[Dataset listings of figures]
══════════════════════════════

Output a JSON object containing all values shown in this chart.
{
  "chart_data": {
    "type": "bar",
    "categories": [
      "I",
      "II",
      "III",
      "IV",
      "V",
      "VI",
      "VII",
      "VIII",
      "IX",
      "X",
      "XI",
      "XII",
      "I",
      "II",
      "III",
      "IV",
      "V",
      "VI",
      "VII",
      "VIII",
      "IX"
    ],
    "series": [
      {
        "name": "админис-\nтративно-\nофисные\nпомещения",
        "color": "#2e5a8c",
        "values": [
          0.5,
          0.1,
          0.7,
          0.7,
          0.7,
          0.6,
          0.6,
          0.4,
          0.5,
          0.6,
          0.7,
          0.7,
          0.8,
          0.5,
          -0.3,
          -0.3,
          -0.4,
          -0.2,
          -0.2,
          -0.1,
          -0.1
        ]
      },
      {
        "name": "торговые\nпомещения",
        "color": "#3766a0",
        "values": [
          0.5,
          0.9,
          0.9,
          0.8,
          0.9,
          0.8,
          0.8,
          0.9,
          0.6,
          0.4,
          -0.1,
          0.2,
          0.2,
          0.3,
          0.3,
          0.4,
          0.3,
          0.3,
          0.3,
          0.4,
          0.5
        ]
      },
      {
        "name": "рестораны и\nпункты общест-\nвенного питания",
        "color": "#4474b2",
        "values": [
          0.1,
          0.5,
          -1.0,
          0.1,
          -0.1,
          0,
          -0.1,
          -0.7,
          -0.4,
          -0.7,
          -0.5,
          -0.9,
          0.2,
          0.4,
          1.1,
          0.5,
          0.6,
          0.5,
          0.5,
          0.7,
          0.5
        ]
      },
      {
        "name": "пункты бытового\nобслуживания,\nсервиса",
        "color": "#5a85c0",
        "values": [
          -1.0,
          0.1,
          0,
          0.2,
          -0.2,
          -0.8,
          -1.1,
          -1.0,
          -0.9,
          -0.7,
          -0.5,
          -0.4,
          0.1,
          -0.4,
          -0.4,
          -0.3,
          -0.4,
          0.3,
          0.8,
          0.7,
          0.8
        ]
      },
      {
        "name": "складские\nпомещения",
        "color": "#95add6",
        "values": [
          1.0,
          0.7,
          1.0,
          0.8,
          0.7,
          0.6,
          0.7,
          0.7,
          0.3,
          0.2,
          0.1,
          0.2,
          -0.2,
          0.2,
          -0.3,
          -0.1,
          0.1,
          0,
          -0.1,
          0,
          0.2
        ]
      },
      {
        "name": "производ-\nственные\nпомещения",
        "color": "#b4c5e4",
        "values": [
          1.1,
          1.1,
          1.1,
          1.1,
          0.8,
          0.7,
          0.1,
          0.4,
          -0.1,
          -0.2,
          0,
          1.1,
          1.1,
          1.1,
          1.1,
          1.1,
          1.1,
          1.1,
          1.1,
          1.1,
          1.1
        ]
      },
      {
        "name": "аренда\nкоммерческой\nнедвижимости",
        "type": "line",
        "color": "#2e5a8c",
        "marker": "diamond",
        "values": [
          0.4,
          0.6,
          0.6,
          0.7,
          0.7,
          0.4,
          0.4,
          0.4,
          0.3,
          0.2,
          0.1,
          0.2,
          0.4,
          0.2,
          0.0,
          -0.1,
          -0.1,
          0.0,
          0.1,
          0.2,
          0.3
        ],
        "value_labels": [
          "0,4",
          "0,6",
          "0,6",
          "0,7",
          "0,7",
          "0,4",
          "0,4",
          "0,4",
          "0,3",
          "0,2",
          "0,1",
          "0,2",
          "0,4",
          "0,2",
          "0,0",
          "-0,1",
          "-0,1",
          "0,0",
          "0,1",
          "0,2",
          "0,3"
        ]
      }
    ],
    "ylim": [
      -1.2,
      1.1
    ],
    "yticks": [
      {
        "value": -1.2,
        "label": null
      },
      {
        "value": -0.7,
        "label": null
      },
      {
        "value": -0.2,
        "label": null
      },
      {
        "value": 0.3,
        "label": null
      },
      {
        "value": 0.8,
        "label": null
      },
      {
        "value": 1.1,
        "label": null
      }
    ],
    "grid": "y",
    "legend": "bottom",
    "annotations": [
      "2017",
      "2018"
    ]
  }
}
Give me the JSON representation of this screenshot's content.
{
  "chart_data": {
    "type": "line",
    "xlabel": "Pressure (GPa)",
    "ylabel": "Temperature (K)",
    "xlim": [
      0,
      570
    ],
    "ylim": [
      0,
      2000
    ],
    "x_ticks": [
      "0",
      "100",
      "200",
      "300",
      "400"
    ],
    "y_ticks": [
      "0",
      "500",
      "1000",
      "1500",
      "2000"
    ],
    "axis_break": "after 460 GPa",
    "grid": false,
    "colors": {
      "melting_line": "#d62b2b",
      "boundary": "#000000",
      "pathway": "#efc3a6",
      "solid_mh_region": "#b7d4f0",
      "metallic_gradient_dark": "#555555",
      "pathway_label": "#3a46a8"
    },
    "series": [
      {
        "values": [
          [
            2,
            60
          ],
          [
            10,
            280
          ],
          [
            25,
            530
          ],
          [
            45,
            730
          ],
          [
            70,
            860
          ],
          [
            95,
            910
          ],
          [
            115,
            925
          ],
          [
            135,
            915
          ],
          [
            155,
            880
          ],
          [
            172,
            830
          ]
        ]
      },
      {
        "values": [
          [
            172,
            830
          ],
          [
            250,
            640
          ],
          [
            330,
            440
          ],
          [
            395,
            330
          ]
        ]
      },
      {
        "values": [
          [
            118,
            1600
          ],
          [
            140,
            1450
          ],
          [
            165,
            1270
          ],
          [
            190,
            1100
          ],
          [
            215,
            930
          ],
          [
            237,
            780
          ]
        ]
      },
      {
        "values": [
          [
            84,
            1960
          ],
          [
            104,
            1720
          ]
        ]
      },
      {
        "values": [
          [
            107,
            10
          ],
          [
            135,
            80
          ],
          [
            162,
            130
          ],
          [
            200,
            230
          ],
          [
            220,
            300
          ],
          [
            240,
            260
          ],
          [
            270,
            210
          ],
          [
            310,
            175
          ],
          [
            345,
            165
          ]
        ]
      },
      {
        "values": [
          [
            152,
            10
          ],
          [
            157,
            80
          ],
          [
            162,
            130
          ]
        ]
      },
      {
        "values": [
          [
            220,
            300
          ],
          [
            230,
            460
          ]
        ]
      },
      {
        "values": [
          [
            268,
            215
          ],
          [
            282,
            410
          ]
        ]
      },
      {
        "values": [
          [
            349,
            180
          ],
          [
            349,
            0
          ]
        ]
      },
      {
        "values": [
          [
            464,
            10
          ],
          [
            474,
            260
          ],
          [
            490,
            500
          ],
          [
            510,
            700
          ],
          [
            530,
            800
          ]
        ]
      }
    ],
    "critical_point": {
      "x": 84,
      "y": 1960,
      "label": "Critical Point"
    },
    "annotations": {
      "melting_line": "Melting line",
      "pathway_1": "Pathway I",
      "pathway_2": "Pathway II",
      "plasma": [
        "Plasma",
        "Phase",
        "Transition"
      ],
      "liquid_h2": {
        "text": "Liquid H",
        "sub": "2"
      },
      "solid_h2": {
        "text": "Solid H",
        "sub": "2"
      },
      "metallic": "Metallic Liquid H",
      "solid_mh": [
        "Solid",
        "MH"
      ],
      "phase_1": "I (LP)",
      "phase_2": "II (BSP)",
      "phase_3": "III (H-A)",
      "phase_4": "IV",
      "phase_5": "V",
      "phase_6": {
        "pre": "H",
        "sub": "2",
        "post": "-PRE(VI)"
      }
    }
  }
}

══════════════════════════════

• WRITTEN TASK
Take the entries above and copy them out exactly.

• OUTPUT FOR THIS EXERCISE
Output a JSON object containing all values shown in this chart.
{
  "chart_data": {
    "type": "bar",
    "categories": [
      "I",
      "II",
      "III",
      "IV",
      "V",
      "VI",
      "VII",
      "VIII",
      "IX",
      "X",
      "XI",
      "XII",
      "I",
      "II",
      "III",
      "IV",
      "V",
      "VI",
      "VII",
      "VIII",
      "IX"
    ],
    "series": [
      {
        "name": "админис-\nтративно-\nофисные\nпомещения",
        "color": "#2e5a8c",
        "values": [
          0.5,
          0.1,
          0.7,
          0.7,
          0.7,
          0.6,
          0.6,
          0.4,
          0.5,
          0.6,
          0.7,
          0.7,
          0.8,
          0.5,
          -0.3,
          -0.3,
          -0.4,
          -0.2,
          -0.2,
          -0.1,
          -0.1
        ]
      },
      {
        "name": "торговые\nпомещения",
        "color": "#3766a0",
        "values": [
          0.5,
          0.9,
          0.9,
          0.8,
          0.9,
          0.8,
          0.8,
          0.9,
          0.6,
          0.4,
          -0.1,
          0.2,
          0.2,
          0.3,
          0.3,
          0.4,
          0.3,
          0.3,
          0.3,
          0.4,
          0.5
        ]
      },
      {
        "name": "рестораны и\nпункты общест-\nвенного питания",
        "color": "#4474b2",
        "values": [
          0.1,
          0.5,
          -1.0,
          0.1,
          -0.1,
          0,
          -0.1,
          -0.7,
          -0.4,
          -0.7,
          -0.5,
          -0.9,
          0.2,
          0.4,
          1.1,
          0.5,
          0.6,
          0.5,
          0.5,
          0.7,
          0.5
        ]
      },
      {
        "name": "пункты бытового\nобслуживания,\nсервиса",
        "color": "#5a85c0",
        "values": [
          -1.0,
          0.1,
          0,
          0.2,
          -0.2,
          -0.8,
          -1.1,
          -1.0,
          -0.9,
          -0.7,
          -0.5,
          -0.4,
          0.1,
          -0.4,
          -0.4,
          -0.3,
          -0.4,
          0.3,
          0.8,
          0.7,
          0.8
        ]
      },
      {
        "name": "складские\nпомещения",
        "color": "#95add6",
        "values": [
          1.0,
          0.7,
          1.0,
          0.8,
          0.7,
          0.6,
          0.7,
          0.7,
          0.3,
          0.2,
          0.1,
          0.2,
          -0.2,
          0.2,
          -0.3,
          -0.1,
          0.1,
          0,
          -0.1,
          0,
          0.2
        ]
      },
      {
        "name": "производ-\nственные\nпомещения",
        "color": "#b4c5e4",
        "values": [
          1.1,
          1.1,
          1.1,
          1.1,
          0.8,
          0.7,
          0.1,
          0.4,
          -0.1,
          -0.2,
          0,
          1.1,
          1.1,
          1.1,
          1.1,
          1.1,
          1.1,
          1.1,
          1.1,
          1.1,
          1.1
        ]
      },
      {
        "name": "аренда\nкоммерческой\nнедвижимости",
        "type": "line",
        "color": "#2e5a8c",
        "marker": "diamond",
        "values": [
          0.4,
          0.6,
          0.6,
          0.7,
          0.7,
          0.4,
          0.4,
          0.4,
          0.3,
          0.2,
          0.1,
          0.2,
          0.4,
          0.2,
          0.0,
          -0.1,
          -0.1,
          0.0,
          0.1,
          0.2,
          0.3
        ],
        "value_labels": [
          "0,4",
          "0,6",
          "0,6",
          "0,7",
          "0,7",
          "0,4",
          "0,4",
          "0,4",
          "0,3",
          "0,2",
          "0,1",
          "0,2",
          "0,4",
          "0,2",
          "0,0",
          "-0,1",
          "-0,1",
          "0,0",
          "0,1",
          "0,2",
          "0,3"
        ]
      }
    ],
    "ylim": [
      -1.2,
      1.1
    ],
    "yticks": [
      {
        "value": -1.2,
        "label": null
      },
      {
        "value": -0.7,
        "label": null
      },
      {
        "value": -0.2,
        "label": null
      },
      {
        "value": 0.3,
        "label": null
      },
      {
        "value": 0.8,
        "label": null
      },
      {
        "value": 1.1,
        "label": null
      }
    ],
    "grid": "y",
    "legend": "bottom",
    "annotations": [
      "2017",
      "2018"
    ]
  }
}
Give me the JSON representation of this screenshot's content.
{
  "chart_data": {
    "type": "line",
    "xlabel": "Pressure (GPa)",
    "ylabel": "Temperature (K)",
    "xlim": [
      0,
      570
    ],
    "ylim": [
      0,
      2000
    ],
    "x_ticks": [
      "0",
      "100",
      "200",
      "300",
      "400"
    ],
    "y_ticks": [
      "0",
      "500",
      "1000",
      "1500",
      "2000"
    ],
    "axis_break": "after 460 GPa",
    "grid": false,
    "colors": {
      "melting_line": "#d62b2b",
      "boundary": "#000000",
      "pathway": "#efc3a6",
      "solid_mh_region": "#b7d4f0",
      "metallic_gradient_dark": "#555555",
      "pathway_label": "#3a46a8"
    },
    "series": [
      {
        "values": [
          [
            2,
            60
          ],
          [
            10,
            280
          ],
          [
            25,
            530
          ],
          [
            45,
            730
          ],
          [
            70,
            860
          ],
          [
            95,
            910
          ],
          [
            115,
            925
          ],
          [
            135,
            915
          ],
          [
            155,
            880
          ],
          [
            172,
            830
          ]
        ]
      },
      {
        "values": [
          [
            172,
            830
          ],
          [
            250,
            640
          ],
          [
            330,
            440
          ],
          [
            395,
            330
          ]
        ]
      },
      {
        "values": [
          [
            118,
            1600
          ],
          [
            140,
            1450
          ],
          [
            165,
            1270
          ],
          [
            190,
            1100
          ],
          [
            215,
            930
          ],
          [
            237,
            780
          ]
        ]
      },
      {
        "values": [
          [
            84,
            1960
          ],
          [
            104,
            1720
          ]
        ]
      },
      {
        "values": [
          [
            107,
            10
          ],
          [
            135,
            80
          ],
          [
            162,
            130
          ],
          [
            200,
            230
          ],
          [
            220,
            300
          ],
          [
            240,
            260
          ],
          [
            270,
            210
          ],
          [
            310,
            175
          ],
          [
            345,
            165
          ]
        ]
      },
      {
        "values": [
          [
            152,
            10
          ],
          [
            157,
            80
          ],
          [
            162,
            130
          ]
        ]
      },
      {
        "values": [
          [
            220,
            300
          ],
          [
            230,
            460
          ]
        ]
      },
      {
        "values": [
          [
            268,
            215
          ],
          [
            282,
            410
          ]
        ]
      },
      {
        "values": [
          [
            349,
            180
          ],
          [
            349,
            0
          ]
        ]
      },
      {
        "values": [
          [
            464,
            10
          ],
          [
            474,
            260
          ],
          [
            490,
            500
          ],
          [
            510,
            700
          ],
          [
            530,
            800
          ]
        ]
      }
    ],
    "critical_point": {
      "x": 84,
      "y": 1960,
      "label": "Critical Point"
    },
    "annotations": {
      "melting_line": "Melting line",
      "pathway_1": "Pathway I",
      "pathway_2": "Pathway II",
      "plasma": [
        "Plasma",
        "Phase",
        "Transition"
      ],
      "liquid_h2": {
        "text": "Liquid H",
        "sub": "2"
      },
      "solid_h2": {
        "text": "Solid H",
        "sub": "2"
      },
      "metallic": "Metallic Liquid H",
      "solid_mh": [
        "Solid",
        "MH"
      ],
      "phase_1": "I (LP)",
      "phase_2": "II (BSP)",
      "phase_3": "III (H-A)",
      "phase_4": "IV",
      "phase_5": "V",
      "phase_6": {
        "pre": "H",
        "sub": "2",
        "post": "-PRE(VI)"
      }
    }
  }
}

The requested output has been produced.